◆ To do
Your answer should be a single number: the count of lines containing "test".

═══ Source records

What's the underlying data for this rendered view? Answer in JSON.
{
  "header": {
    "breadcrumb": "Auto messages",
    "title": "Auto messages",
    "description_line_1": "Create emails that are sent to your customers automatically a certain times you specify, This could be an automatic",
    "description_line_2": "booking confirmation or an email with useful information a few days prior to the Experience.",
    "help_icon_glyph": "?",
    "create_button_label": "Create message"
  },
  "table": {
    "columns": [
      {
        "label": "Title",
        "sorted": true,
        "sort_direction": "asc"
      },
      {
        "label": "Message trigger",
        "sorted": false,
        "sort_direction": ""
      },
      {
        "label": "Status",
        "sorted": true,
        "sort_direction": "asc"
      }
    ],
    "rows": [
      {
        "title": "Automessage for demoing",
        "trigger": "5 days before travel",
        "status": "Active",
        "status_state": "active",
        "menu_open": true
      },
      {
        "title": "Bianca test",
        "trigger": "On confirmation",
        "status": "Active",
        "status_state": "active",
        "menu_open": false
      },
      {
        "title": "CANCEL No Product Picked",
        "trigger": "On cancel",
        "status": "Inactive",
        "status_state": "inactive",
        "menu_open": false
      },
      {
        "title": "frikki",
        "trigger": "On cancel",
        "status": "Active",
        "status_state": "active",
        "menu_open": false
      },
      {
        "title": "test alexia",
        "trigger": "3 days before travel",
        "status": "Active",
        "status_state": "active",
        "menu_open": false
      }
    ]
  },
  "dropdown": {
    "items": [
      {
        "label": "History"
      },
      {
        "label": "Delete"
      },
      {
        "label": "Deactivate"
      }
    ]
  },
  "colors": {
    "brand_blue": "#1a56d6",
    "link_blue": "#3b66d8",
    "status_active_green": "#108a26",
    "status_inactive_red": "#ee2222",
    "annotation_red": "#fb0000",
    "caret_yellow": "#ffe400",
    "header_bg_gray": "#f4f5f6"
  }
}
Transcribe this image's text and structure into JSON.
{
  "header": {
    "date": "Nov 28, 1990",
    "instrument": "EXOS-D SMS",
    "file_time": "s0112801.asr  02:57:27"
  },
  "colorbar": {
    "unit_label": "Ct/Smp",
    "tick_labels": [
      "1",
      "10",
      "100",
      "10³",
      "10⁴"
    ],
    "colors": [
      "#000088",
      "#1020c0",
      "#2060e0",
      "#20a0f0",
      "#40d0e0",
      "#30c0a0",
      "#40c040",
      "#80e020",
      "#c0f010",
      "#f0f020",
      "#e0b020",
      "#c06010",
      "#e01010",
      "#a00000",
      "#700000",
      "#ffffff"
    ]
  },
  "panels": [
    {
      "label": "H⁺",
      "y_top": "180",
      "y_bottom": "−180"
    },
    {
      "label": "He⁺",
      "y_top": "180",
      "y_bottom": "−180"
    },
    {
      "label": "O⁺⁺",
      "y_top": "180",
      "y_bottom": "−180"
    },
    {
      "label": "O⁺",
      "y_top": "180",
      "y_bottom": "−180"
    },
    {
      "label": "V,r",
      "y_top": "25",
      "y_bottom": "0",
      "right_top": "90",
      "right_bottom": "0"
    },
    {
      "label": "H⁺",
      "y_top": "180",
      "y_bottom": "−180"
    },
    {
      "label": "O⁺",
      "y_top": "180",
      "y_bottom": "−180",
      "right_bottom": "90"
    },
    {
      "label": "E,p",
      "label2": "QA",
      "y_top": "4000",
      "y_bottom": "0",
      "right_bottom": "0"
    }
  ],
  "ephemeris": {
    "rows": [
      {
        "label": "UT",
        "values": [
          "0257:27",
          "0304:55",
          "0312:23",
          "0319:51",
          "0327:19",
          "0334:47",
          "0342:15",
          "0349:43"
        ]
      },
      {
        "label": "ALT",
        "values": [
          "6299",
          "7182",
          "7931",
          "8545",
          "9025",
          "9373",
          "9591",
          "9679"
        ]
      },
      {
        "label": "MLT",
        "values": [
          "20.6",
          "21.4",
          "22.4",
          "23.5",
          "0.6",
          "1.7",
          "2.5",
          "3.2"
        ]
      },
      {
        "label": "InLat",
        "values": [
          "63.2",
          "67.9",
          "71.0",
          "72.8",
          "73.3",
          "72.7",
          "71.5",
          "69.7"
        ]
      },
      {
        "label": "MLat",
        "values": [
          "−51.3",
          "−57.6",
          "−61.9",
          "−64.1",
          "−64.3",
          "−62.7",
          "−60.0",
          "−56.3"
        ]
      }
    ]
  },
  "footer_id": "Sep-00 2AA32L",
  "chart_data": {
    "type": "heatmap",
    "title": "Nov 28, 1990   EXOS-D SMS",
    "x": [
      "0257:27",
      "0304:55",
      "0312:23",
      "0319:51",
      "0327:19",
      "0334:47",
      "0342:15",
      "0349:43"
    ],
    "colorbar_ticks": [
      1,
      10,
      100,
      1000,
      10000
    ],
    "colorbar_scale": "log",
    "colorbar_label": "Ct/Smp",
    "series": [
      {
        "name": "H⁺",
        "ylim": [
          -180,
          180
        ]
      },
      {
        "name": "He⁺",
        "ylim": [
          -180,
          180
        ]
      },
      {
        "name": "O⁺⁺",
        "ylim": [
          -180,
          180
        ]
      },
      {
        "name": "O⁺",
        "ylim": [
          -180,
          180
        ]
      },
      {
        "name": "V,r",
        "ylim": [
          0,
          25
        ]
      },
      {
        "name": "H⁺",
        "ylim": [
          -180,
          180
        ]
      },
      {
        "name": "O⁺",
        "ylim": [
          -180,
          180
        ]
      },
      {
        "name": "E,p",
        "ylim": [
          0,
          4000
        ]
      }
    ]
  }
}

══════

◆ Problem solution
2